WHAT NEEDS TO BE DONE. Pick out every line holding the string "rights" and copy it.
Start of RAW RECORDS
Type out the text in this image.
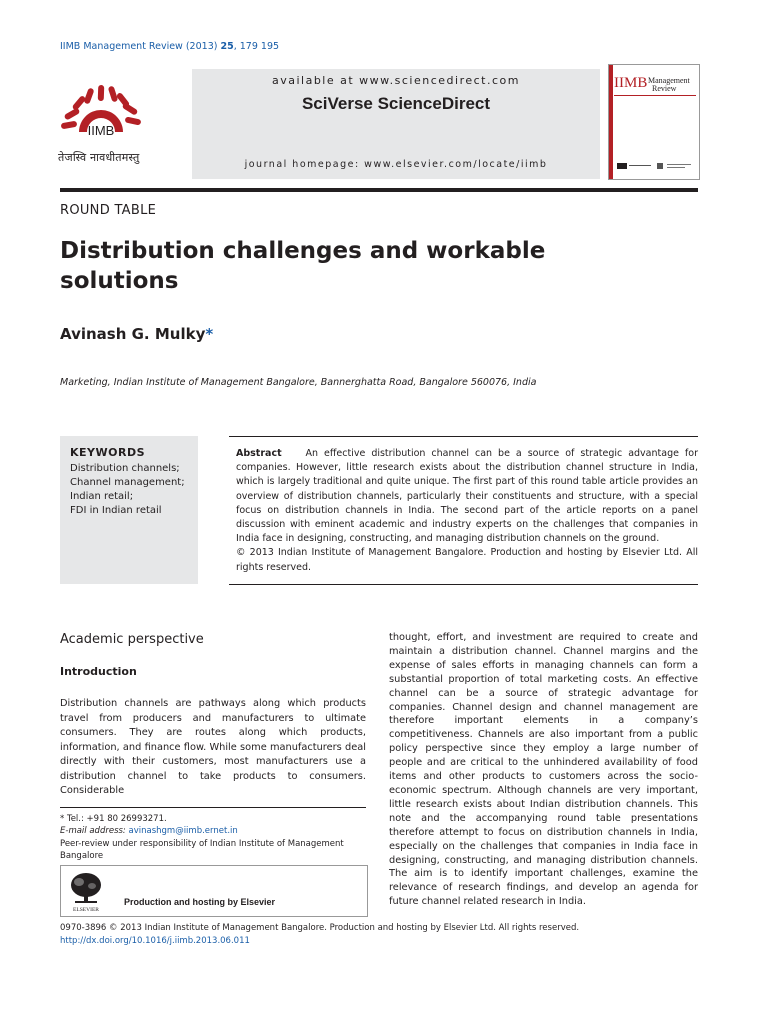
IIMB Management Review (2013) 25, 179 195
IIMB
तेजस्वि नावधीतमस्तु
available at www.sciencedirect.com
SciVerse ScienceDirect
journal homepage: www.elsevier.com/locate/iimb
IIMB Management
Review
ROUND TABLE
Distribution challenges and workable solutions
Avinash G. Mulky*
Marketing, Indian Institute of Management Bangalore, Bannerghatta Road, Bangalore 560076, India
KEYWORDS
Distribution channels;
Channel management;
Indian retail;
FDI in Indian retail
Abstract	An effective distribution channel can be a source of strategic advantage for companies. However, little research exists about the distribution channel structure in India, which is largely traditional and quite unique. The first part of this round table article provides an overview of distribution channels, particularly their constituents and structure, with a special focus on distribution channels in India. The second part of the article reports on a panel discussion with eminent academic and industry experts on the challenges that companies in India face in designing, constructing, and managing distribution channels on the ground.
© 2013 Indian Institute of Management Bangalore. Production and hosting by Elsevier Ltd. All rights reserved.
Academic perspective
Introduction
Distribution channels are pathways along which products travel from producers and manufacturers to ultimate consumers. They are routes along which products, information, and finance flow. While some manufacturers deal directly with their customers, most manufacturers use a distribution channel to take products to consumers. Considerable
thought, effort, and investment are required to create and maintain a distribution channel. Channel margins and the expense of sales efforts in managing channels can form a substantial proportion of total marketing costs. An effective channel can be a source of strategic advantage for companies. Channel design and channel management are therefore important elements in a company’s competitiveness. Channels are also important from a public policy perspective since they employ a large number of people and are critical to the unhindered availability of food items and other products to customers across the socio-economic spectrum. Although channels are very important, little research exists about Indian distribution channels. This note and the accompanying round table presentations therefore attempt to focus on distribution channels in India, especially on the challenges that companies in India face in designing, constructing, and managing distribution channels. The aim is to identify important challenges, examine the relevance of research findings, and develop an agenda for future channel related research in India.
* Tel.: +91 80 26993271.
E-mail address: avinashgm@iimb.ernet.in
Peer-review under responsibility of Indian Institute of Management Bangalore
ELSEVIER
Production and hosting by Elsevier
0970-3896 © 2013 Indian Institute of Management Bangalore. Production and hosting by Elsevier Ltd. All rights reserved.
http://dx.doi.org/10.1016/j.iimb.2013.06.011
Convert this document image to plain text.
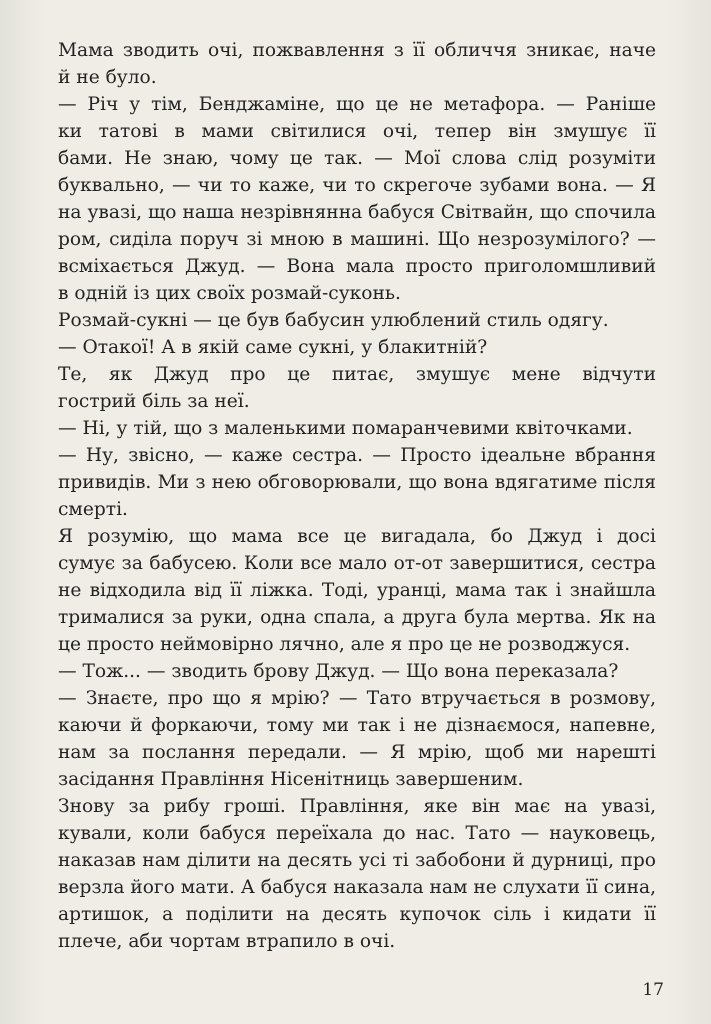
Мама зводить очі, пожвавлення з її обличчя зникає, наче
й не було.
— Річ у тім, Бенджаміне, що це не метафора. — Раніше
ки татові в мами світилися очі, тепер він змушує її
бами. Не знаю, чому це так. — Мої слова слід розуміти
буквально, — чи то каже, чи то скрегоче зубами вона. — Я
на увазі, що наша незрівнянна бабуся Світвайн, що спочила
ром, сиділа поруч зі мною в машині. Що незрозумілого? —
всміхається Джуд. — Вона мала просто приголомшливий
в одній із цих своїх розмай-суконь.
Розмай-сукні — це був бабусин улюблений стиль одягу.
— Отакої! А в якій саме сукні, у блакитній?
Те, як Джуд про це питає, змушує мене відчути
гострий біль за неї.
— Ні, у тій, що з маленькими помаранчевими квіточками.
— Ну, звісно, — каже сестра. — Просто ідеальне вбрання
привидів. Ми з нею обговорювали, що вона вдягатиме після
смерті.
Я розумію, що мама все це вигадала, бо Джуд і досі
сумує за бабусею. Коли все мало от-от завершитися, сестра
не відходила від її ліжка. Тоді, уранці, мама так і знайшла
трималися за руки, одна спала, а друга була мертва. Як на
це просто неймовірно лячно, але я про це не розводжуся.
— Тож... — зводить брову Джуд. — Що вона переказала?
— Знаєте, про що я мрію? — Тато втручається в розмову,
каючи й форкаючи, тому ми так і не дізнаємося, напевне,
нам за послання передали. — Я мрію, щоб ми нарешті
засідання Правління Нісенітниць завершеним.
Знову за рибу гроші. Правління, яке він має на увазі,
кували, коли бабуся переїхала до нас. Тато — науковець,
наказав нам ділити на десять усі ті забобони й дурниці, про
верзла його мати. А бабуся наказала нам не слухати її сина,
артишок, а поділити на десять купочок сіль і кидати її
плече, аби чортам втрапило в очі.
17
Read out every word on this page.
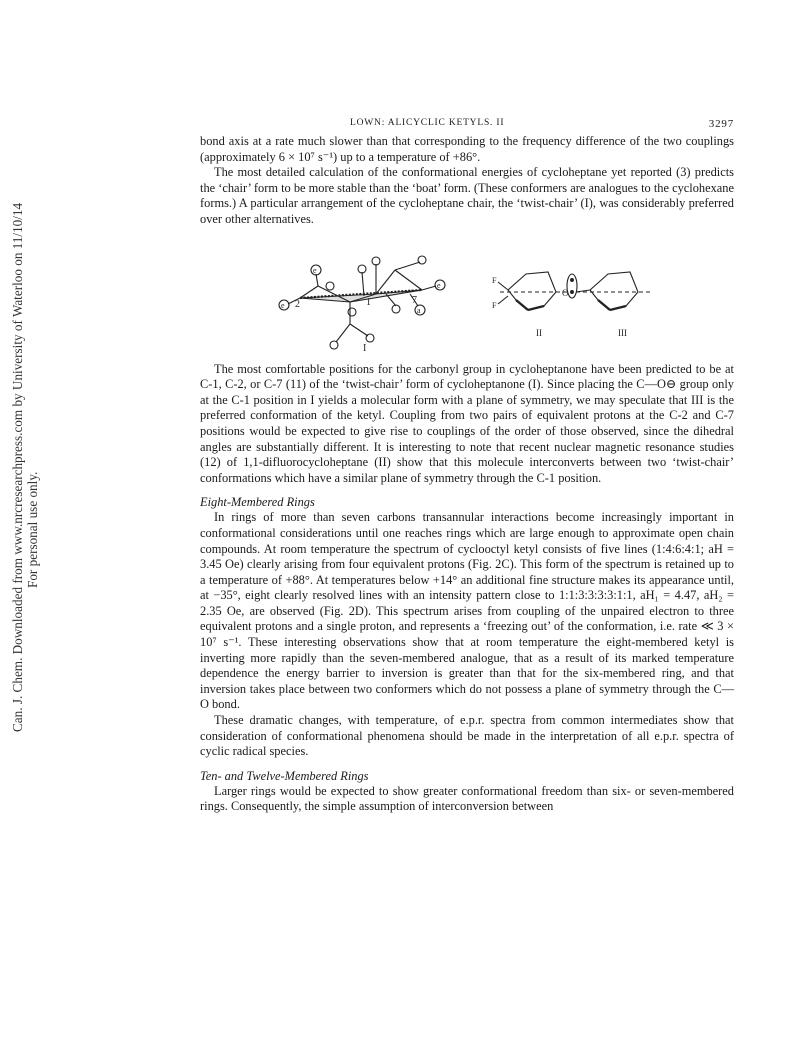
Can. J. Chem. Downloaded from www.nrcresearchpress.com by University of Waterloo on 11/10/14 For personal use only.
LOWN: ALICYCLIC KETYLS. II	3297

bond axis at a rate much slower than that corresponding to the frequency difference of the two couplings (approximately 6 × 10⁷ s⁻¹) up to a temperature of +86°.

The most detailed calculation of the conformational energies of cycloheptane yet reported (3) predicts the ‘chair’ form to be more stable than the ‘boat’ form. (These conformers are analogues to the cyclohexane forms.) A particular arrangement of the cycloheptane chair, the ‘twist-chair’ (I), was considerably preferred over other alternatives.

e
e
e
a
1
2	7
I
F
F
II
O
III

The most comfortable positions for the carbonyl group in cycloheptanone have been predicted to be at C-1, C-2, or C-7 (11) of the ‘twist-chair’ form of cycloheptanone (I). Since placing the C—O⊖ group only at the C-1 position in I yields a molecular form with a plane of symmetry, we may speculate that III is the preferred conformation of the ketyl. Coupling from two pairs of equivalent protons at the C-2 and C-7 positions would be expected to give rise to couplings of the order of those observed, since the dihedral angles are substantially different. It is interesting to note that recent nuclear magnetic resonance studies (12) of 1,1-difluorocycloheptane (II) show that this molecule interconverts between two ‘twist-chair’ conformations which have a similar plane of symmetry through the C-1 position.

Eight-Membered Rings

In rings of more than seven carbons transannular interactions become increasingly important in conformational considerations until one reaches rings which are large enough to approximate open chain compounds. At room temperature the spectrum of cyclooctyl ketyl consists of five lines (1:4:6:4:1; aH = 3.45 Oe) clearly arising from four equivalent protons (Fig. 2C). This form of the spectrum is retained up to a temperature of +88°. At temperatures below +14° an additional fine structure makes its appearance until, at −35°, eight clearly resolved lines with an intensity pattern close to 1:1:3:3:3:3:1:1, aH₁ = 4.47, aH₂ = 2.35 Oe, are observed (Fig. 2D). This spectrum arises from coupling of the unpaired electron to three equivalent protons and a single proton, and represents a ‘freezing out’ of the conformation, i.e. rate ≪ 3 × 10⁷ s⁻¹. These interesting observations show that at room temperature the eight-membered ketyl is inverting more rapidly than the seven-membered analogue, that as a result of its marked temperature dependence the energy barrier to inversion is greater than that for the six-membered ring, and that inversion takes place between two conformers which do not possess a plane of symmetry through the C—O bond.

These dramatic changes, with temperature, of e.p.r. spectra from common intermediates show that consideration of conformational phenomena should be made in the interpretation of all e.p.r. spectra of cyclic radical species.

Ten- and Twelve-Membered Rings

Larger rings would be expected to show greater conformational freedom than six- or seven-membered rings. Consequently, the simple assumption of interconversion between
End of RAW RECORDS
COMPLETE RESPONSE.
© 2013 Indian Institute of Management Bangalore. Production and hosting by Elsevier Ltd. All rights reserved.
0970-3896 © 2013 Indian Institute of Management Bangalore. Production and hosting by Elsevier Ltd. All rights reserved.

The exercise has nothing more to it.